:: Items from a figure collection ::

____________________

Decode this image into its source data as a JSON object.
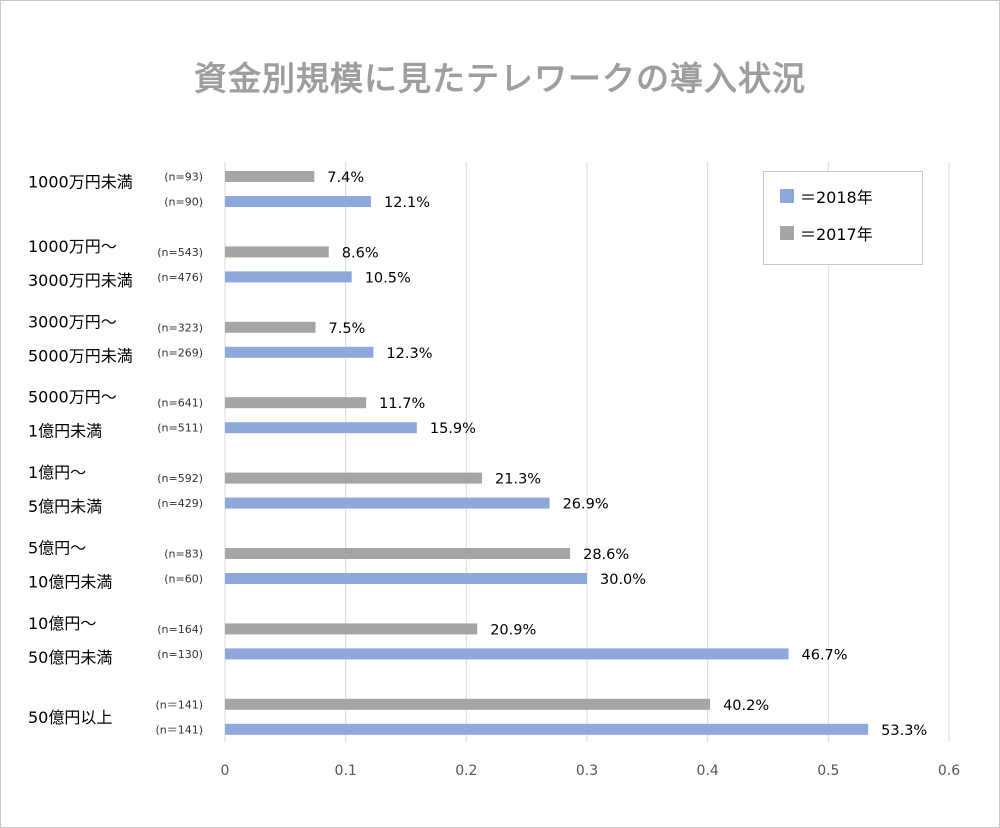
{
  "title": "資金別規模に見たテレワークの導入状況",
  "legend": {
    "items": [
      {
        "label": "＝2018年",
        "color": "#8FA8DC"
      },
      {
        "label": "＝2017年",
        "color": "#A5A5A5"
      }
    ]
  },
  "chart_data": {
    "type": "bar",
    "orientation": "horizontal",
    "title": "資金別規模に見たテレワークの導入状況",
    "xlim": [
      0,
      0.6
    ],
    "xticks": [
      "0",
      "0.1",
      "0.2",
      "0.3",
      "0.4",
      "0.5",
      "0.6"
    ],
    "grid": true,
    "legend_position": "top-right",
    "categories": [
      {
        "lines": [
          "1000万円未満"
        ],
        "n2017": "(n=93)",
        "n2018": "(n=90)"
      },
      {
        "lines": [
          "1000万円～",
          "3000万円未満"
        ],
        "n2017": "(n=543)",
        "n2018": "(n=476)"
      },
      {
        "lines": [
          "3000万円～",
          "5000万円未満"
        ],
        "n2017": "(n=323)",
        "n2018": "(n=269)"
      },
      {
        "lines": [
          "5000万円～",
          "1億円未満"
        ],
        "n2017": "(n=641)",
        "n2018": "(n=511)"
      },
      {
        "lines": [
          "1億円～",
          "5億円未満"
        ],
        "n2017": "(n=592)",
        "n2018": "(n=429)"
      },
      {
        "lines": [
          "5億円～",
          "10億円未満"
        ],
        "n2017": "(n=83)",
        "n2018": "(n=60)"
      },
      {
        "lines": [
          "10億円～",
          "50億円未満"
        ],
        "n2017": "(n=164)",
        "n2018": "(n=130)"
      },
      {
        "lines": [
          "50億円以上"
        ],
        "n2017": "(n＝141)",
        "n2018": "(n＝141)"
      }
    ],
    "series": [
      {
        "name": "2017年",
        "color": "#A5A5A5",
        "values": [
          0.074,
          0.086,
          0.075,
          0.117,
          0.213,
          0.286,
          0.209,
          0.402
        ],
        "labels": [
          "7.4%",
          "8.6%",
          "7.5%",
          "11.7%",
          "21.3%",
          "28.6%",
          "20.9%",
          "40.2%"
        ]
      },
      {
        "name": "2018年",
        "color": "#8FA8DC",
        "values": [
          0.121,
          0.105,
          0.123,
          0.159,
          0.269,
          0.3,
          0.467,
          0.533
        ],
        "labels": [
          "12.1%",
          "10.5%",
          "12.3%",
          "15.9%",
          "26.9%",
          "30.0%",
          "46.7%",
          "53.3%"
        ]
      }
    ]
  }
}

____________________

Omit the pictures, and quote the material above exactly as given.

:: Solution for this exercise ::
Decode this image into its source data as a JSON object.
{
  "title": "資金別規模に見たテレワークの導入状況",
  "legend": {
    "items": [
      {
        "label": "＝2018年",
        "color": "#8FA8DC"
      },
      {
        "label": "＝2017年",
        "color": "#A5A5A5"
      }
    ]
  },
  "chart_data": {
    "type": "bar",
    "orientation": "horizontal",
    "title": "資金別規模に見たテレワークの導入状況",
    "xlim": [
      0,
      0.6
    ],
    "xticks": [
      "0",
      "0.1",
      "0.2",
      "0.3",
      "0.4",
      "0.5",
      "0.6"
    ],
    "grid": true,
    "legend_position": "top-right",
    "categories": [
      {
        "lines": [
          "1000万円未満"
        ],
        "n2017": "(n=93)",
        "n2018": "(n=90)"
      },
      {
        "lines": [
          "1000万円～",
          "3000万円未満"
        ],
        "n2017": "(n=543)",
        "n2018": "(n=476)"
      },
      {
        "lines": [
          "3000万円～",
          "5000万円未満"
        ],
        "n2017": "(n=323)",
        "n2018": "(n=269)"
      },
      {
        "lines": [
          "5000万円～",
          "1億円未満"
        ],
        "n2017": "(n=641)",
        "n2018": "(n=511)"
      },
      {
        "lines": [
          "1億円～",
          "5億円未満"
        ],
        "n2017": "(n=592)",
        "n2018": "(n=429)"
      },
      {
        "lines": [
          "5億円～",
          "10億円未満"
        ],
        "n2017": "(n=83)",
        "n2018": "(n=60)"
      },
      {
        "lines": [
          "10億円～",
          "50億円未満"
        ],
        "n2017": "(n=164)",
        "n2018": "(n=130)"
      },
      {
        "lines": [
          "50億円以上"
        ],
        "n2017": "(n＝141)",
        "n2018": "(n＝141)"
      }
    ],
    "series": [
      {
        "name": "2017年",
        "color": "#A5A5A5",
        "values": [
          0.074,
          0.086,
          0.075,
          0.117,
          0.213,
          0.286,
          0.209,
          0.402
        ],
        "labels": [
          "7.4%",
          "8.6%",
          "7.5%",
          "11.7%",
          "21.3%",
          "28.6%",
          "20.9%",
          "40.2%"
        ]
      },
      {
        "name": "2018年",
        "color": "#8FA8DC",
        "values": [
          0.121,
          0.105,
          0.123,
          0.159,
          0.269,
          0.3,
          0.467,
          0.533
        ],
        "labels": [
          "12.1%",
          "10.5%",
          "12.3%",
          "15.9%",
          "26.9%",
          "30.0%",
          "46.7%",
          "53.3%"
        ]
      }
    ]
  }
}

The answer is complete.